GIVEN EXERCISE:
Scan the records and identify every line in which the string "title" occurs, then return those lines.

DATA PROVIDED:
···

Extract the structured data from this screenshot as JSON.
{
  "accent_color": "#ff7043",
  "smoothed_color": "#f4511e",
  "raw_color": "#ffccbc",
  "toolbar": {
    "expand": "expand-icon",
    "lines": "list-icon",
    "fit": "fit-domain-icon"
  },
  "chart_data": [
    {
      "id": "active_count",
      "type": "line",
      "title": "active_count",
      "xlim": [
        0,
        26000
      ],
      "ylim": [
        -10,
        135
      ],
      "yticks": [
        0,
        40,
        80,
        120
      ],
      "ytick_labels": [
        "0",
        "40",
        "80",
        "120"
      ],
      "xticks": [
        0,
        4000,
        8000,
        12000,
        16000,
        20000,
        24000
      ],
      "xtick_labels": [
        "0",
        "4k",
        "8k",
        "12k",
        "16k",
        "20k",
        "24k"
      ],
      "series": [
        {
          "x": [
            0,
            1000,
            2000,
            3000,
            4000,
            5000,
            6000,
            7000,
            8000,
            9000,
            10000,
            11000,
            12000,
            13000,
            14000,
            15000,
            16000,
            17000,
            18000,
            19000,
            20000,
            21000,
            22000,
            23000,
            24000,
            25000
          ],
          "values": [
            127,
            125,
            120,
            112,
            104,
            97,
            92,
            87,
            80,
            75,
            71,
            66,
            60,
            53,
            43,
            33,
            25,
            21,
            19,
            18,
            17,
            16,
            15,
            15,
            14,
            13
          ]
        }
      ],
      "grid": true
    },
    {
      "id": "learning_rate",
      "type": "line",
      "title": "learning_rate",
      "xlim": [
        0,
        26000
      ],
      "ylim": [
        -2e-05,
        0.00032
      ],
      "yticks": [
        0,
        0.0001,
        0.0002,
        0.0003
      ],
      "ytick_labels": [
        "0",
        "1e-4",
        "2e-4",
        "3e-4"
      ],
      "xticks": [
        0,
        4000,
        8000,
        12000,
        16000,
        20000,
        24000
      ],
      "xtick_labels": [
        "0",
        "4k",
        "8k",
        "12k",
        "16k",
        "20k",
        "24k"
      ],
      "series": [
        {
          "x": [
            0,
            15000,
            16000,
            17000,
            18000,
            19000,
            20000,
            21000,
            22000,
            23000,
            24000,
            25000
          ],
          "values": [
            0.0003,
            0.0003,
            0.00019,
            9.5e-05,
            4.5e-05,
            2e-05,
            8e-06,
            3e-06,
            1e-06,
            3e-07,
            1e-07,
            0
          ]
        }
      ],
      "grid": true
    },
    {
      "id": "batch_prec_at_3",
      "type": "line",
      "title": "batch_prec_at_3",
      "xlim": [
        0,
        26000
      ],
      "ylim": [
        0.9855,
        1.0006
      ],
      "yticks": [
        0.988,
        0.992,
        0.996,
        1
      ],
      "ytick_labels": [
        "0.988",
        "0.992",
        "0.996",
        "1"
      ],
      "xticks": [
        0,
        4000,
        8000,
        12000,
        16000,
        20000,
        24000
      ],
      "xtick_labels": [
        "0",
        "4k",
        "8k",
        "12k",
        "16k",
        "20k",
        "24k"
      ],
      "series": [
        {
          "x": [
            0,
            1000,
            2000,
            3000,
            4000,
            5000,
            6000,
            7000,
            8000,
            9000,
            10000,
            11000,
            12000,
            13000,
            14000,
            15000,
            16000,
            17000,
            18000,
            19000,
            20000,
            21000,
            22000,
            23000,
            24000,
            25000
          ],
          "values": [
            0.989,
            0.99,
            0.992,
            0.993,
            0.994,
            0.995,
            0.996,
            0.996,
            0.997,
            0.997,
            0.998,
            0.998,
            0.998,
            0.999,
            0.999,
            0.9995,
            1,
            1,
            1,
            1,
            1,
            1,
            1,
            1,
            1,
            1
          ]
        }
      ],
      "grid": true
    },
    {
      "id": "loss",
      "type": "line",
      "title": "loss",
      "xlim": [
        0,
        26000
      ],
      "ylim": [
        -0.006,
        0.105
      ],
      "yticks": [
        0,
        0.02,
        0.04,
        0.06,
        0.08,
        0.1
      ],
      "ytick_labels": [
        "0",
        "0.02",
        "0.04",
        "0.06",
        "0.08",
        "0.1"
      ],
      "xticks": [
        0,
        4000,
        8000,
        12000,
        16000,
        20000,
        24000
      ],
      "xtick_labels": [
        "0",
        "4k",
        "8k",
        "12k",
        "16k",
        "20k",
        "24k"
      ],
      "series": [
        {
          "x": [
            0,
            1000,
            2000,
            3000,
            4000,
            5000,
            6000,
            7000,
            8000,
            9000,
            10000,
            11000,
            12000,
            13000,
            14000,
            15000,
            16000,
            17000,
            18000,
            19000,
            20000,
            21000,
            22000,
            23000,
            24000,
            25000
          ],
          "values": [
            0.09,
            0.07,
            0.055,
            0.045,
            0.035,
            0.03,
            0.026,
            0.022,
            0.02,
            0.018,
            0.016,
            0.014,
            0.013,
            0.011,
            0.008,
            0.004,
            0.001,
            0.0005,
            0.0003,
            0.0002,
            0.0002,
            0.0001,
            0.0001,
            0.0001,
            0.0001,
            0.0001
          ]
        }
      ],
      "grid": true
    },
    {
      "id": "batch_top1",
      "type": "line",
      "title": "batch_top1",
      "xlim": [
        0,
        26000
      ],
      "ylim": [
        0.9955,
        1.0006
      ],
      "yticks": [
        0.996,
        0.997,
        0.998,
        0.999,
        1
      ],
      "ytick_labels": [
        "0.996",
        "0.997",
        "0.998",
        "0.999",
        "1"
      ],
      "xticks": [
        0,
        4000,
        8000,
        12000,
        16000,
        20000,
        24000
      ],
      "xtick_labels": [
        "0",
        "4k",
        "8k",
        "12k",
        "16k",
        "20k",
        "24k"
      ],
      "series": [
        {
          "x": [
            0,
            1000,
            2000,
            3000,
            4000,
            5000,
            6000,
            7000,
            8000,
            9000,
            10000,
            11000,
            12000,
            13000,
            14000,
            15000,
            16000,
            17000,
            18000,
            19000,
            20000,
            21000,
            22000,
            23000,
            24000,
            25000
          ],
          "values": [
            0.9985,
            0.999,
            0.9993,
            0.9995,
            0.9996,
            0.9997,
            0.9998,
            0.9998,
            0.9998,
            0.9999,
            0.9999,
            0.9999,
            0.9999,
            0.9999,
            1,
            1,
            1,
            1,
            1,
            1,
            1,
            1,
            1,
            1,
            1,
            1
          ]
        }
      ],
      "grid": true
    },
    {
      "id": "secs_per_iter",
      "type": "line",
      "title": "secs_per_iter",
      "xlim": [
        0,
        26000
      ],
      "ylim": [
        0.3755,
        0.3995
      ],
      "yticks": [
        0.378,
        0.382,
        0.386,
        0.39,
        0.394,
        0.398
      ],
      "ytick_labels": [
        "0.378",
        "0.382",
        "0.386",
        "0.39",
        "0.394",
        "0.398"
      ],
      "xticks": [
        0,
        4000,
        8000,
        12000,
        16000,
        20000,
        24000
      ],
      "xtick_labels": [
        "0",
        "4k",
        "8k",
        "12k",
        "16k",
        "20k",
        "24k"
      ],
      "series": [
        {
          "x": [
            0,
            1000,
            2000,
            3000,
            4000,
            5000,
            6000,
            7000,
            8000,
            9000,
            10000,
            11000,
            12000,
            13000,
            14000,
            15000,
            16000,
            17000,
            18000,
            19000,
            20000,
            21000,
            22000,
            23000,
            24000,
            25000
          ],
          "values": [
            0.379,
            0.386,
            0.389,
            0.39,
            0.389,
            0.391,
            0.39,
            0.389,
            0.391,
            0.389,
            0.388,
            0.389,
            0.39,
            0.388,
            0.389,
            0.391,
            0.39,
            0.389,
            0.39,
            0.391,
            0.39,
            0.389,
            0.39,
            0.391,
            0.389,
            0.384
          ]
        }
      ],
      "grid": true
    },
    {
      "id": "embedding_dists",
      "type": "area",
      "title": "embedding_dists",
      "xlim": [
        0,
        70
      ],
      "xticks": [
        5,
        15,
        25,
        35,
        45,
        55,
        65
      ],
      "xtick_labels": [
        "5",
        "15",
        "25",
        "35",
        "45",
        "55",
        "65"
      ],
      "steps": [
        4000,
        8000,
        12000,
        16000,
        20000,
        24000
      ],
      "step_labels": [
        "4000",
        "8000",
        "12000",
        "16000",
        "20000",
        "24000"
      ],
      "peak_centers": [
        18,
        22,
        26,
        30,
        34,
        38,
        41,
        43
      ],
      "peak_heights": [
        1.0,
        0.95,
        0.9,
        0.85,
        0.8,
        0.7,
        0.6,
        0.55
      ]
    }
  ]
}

···

WRITTEN REPLY:
      "title": "active_count",
      "title": "learning_rate",
      "title": "batch_prec_at_3",
      "title": "loss",
      "title": "batch_top1",
      "title": "secs_per_iter",
      "title": "embedding_dists",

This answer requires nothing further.